[Information supplied]
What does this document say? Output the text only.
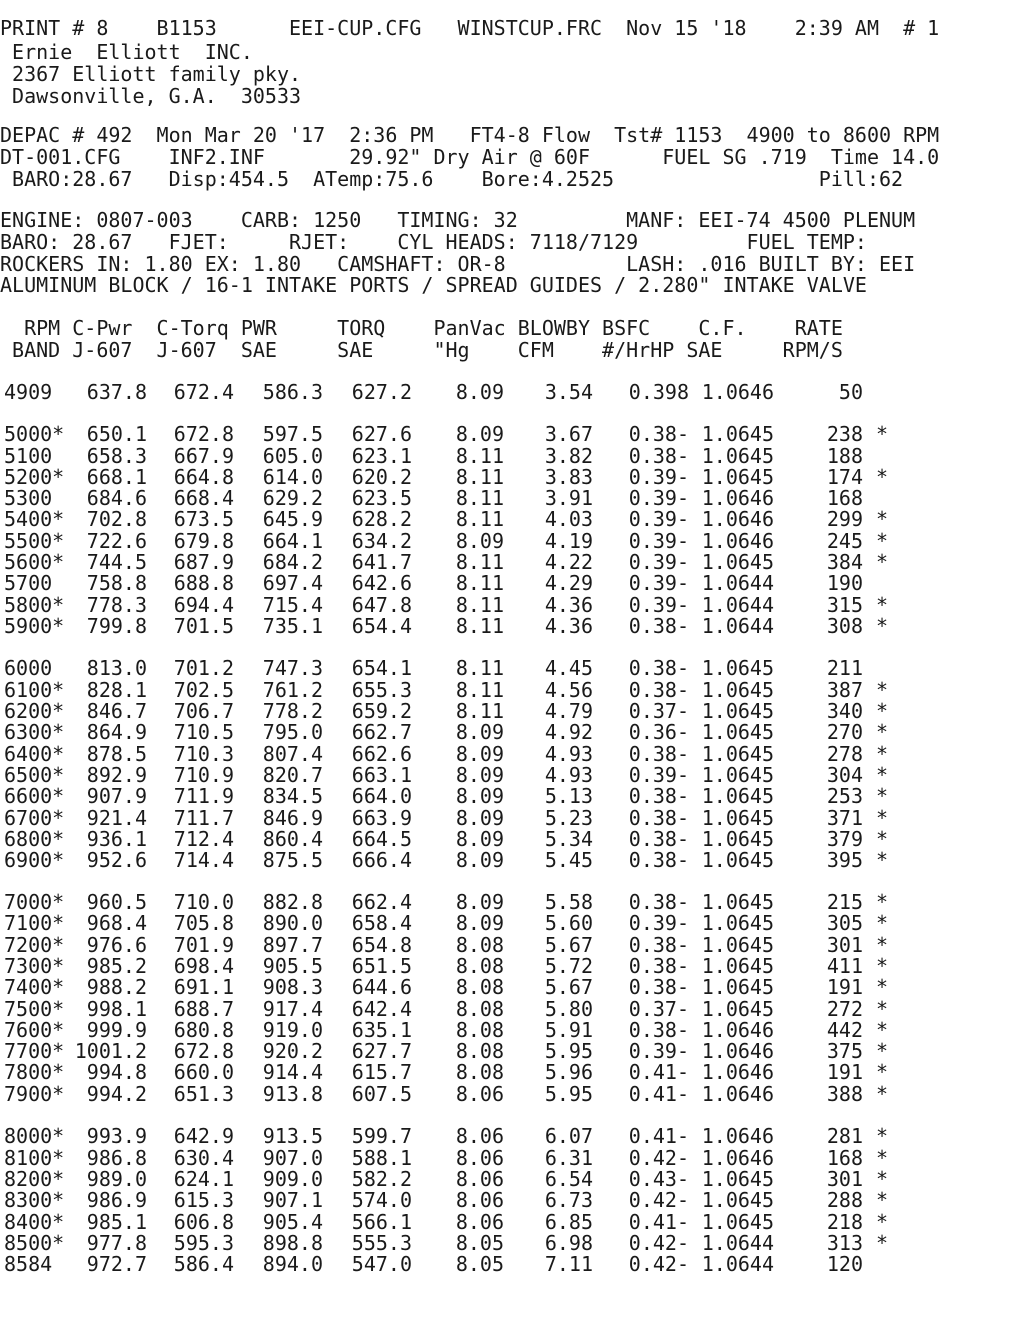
PRINT # 8    B1153      EEI-CUP.CFG   WINSTCUP.FRC  Nov 15 '18    2:39 AM  # 1
Ernie  Elliott  INC.
2367 Elliott family pky.
Dawsonville, G.A.  30533
DEPAC # 492  Mon Mar 20 '17  2:36 PM   FT4-8 Flow  Tst# 1153  4900 to 8600 RPM
DT-001.CFG    INF2.INF       29.92" Dry Air @ 60F      FUEL SG .719  Time 14.0
BARO:28.67   Disp:454.5  ATemp:75.6    Bore:4.2525                 Pill:62
ENGINE: 0807-003    CARB: 1250   TIMING: 32         MANF: EEI-74 4500 PLENUM
BARO: 28.67   FJET:     RJET:    CYL HEADS: 7118/7129         FUEL TEMP:
ROCKERS IN: 1.80 EX: 1.80   CAMSHAFT: OR-8          LASH: .016 BUILT BY: EEI
ALUMINUM BLOCK / 16-1 INTAKE PORTS / SPREAD GUIDES / 2.280" INTAKE VALVE
RPM C-Pwr  C-Torq PWR     TORQ    PanVac BLOWBY BSFC    C.F.    RATE
BAND J-607  J-607  SAE     SAE     "Hg    CFM    #/HrHP SAE     RPM/S
4909 637.8 672.4 586.3 627.2 8.09 3.54 0.398 1.0646	50
5000* 650.1 672.8 597.5 627.6 8.09 3.67 0.38- 1.0645	238 *
5100 658.3 667.9 605.0 623.1 8.11 3.82 0.38- 1.0645	188
5200* 668.1 664.8 614.0 620.2 8.11 3.83 0.39- 1.0645	174 *
5300 684.6 668.4 629.2 623.5 8.11 3.91 0.39- 1.0646	168
5400* 702.8 673.5 645.9 628.2 8.11 4.03 0.39- 1.0646	299 *
5500* 722.6 679.8 664.1 634.2 8.09 4.19 0.39- 1.0646	245 *
5600* 744.5 687.9 684.2 641.7 8.11 4.22 0.39- 1.0645	384 *
5700 758.8 688.8 697.4 642.6 8.11 4.29 0.39- 1.0644	190
5800* 778.3 694.4 715.4 647.8 8.11 4.36 0.39- 1.0644	315 *
5900* 799.8 701.5 735.1 654.4 8.11 4.36 0.38- 1.0644	308 *
6000 813.0 701.2 747.3 654.1 8.11 4.45 0.38- 1.0645	211
6100* 828.1 702.5 761.2 655.3 8.11 4.56 0.38- 1.0645	387 *
6200* 846.7 706.7 778.2 659.2 8.11 4.79 0.37- 1.0645	340 *
6300* 864.9 710.5 795.0 662.7 8.09 4.92 0.36- 1.0645	270 *
6400* 878.5 710.3 807.4 662.6 8.09 4.93 0.38- 1.0645	278 *
6500* 892.9 710.9 820.7 663.1 8.09 4.93 0.39- 1.0645	304 *
6600* 907.9 711.9 834.5 664.0 8.09 5.13 0.38- 1.0645	253 *
6700* 921.4 711.7 846.9 663.9 8.09 5.23 0.38- 1.0645	371 *
6800* 936.1 712.4 860.4 664.5 8.09 5.34 0.38- 1.0645	379 *
6900* 952.6 714.4 875.5 666.4 8.09 5.45 0.38- 1.0645	395 *
7000* 960.5 710.0 882.8 662.4 8.09 5.58 0.38- 1.0645	215 *
7100* 968.4 705.8 890.0 658.4 8.09 5.60 0.39- 1.0645	305 *
7200* 976.6 701.9 897.7 654.8 8.08 5.67 0.38- 1.0645	301 *
7300* 985.2 698.4 905.5 651.5 8.08 5.72 0.38- 1.0645	411 *
7400* 988.2 691.1 908.3 644.6 8.08 5.67 0.38- 1.0645	191 *
7500* 998.1 688.7 917.4 642.4 8.08 5.80 0.37- 1.0645	272 *
7600* 999.9 680.8 919.0 635.1 8.08 5.91 0.38- 1.0646	442 *
7700* 1001.2 672.8 920.2 627.7 8.08 5.95 0.39- 1.0646	375 *
7800* 994.8 660.0 914.4 615.7 8.08 5.96 0.41- 1.0646	191 *
7900* 994.2 651.3 913.8 607.5 8.06 5.95 0.41- 1.0646	388 *
8000* 993.9 642.9 913.5 599.7 8.06 6.07 0.41- 1.0646	281 *
8100* 986.8 630.4 907.0 588.1 8.06 6.31 0.42- 1.0646	168 *
8200* 989.0 624.1 909.0 582.2 8.06 6.54 0.43- 1.0645	301 *
8300* 986.9 615.3 907.1 574.0 8.06 6.73 0.42- 1.0645	288 *
8400* 985.1 606.8 905.4 566.1 8.06 6.85 0.41- 1.0645	218 *
8500* 977.8 595.3 898.8 555.3 8.05 6.98 0.42- 1.0644	313 *
8584 972.7 586.4 894.0 547.0 8.05 7.11 0.42- 1.0644	120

[Given request] Give every record back exactly as it reads, with no images.

[The response]
What does this document say? Output the text only.
PRINT # 8    B1153      EEI-CUP.CFG   WINSTCUP.FRC  Nov 15 '18    2:39 AM  # 1
Ernie  Elliott  INC.
2367 Elliott family pky.
Dawsonville, G.A.  30533
DEPAC # 492  Mon Mar 20 '17  2:36 PM   FT4-8 Flow  Tst# 1153  4900 to 8600 RPM
DT-001.CFG    INF2.INF       29.92" Dry Air @ 60F      FUEL SG .719  Time 14.0
BARO:28.67   Disp:454.5  ATemp:75.6    Bore:4.2525                 Pill:62
ENGINE: 0807-003    CARB: 1250   TIMING: 32         MANF: EEI-74 4500 PLENUM
BARO: 28.67   FJET:     RJET:    CYL HEADS: 7118/7129         FUEL TEMP:
ROCKERS IN: 1.80 EX: 1.80   CAMSHAFT: OR-8          LASH: .016 BUILT BY: EEI
ALUMINUM BLOCK / 16-1 INTAKE PORTS / SPREAD GUIDES / 2.280" INTAKE VALVE
RPM C-Pwr  C-Torq PWR     TORQ    PanVac BLOWBY BSFC    C.F.    RATE
BAND J-607  J-607  SAE     SAE     "Hg    CFM    #/HrHP SAE     RPM/S
4909 637.8 672.4 586.3 627.2 8.09 3.54 0.398 1.0646	50
5000* 650.1 672.8 597.5 627.6 8.09 3.67 0.38- 1.0645	238 *
5100 658.3 667.9 605.0 623.1 8.11 3.82 0.38- 1.0645	188
5200* 668.1 664.8 614.0 620.2 8.11 3.83 0.39- 1.0645	174 *
5300 684.6 668.4 629.2 623.5 8.11 3.91 0.39- 1.0646	168
5400* 702.8 673.5 645.9 628.2 8.11 4.03 0.39- 1.0646	299 *
5500* 722.6 679.8 664.1 634.2 8.09 4.19 0.39- 1.0646	245 *
5600* 744.5 687.9 684.2 641.7 8.11 4.22 0.39- 1.0645	384 *
5700 758.8 688.8 697.4 642.6 8.11 4.29 0.39- 1.0644	190
5800* 778.3 694.4 715.4 647.8 8.11 4.36 0.39- 1.0644	315 *
5900* 799.8 701.5 735.1 654.4 8.11 4.36 0.38- 1.0644	308 *
6000 813.0 701.2 747.3 654.1 8.11 4.45 0.38- 1.0645	211
6100* 828.1 702.5 761.2 655.3 8.11 4.56 0.38- 1.0645	387 *
6200* 846.7 706.7 778.2 659.2 8.11 4.79 0.37- 1.0645	340 *
6300* 864.9 710.5 795.0 662.7 8.09 4.92 0.36- 1.0645	270 *
6400* 878.5 710.3 807.4 662.6 8.09 4.93 0.38- 1.0645	278 *
6500* 892.9 710.9 820.7 663.1 8.09 4.93 0.39- 1.0645	304 *
6600* 907.9 711.9 834.5 664.0 8.09 5.13 0.38- 1.0645	253 *
6700* 921.4 711.7 846.9 663.9 8.09 5.23 0.38- 1.0645	371 *
6800* 936.1 712.4 860.4 664.5 8.09 5.34 0.38- 1.0645	379 *
6900* 952.6 714.4 875.5 666.4 8.09 5.45 0.38- 1.0645	395 *
7000* 960.5 710.0 882.8 662.4 8.09 5.58 0.38- 1.0645	215 *
7100* 968.4 705.8 890.0 658.4 8.09 5.60 0.39- 1.0645	305 *
7200* 976.6 701.9 897.7 654.8 8.08 5.67 0.38- 1.0645	301 *
7300* 985.2 698.4 905.5 651.5 8.08 5.72 0.38- 1.0645	411 *
7400* 988.2 691.1 908.3 644.6 8.08 5.67 0.38- 1.0645	191 *
7500* 998.1 688.7 917.4 642.4 8.08 5.80 0.37- 1.0645	272 *
7600* 999.9 680.8 919.0 635.1 8.08 5.91 0.38- 1.0646	442 *
7700* 1001.2 672.8 920.2 627.7 8.08 5.95 0.39- 1.0646	375 *
7800* 994.8 660.0 914.4 615.7 8.08 5.96 0.41- 1.0646	191 *
7900* 994.2 651.3 913.8 607.5 8.06 5.95 0.41- 1.0646	388 *
8000* 993.9 642.9 913.5 599.7 8.06 6.07 0.41- 1.0646	281 *
8100* 986.8 630.4 907.0 588.1 8.06 6.31 0.42- 1.0646	168 *
8200* 989.0 624.1 909.0 582.2 8.06 6.54 0.43- 1.0645	301 *
8300* 986.9 615.3 907.1 574.0 8.06 6.73 0.42- 1.0645	288 *
8400* 985.1 606.8 905.4 566.1 8.06 6.85 0.41- 1.0645	218 *
8500* 977.8 595.3 898.8 555.3 8.05 6.98 0.42- 1.0644	313 *
8584 972.7 586.4 894.0 547.0 8.05 7.11 0.42- 1.0644	120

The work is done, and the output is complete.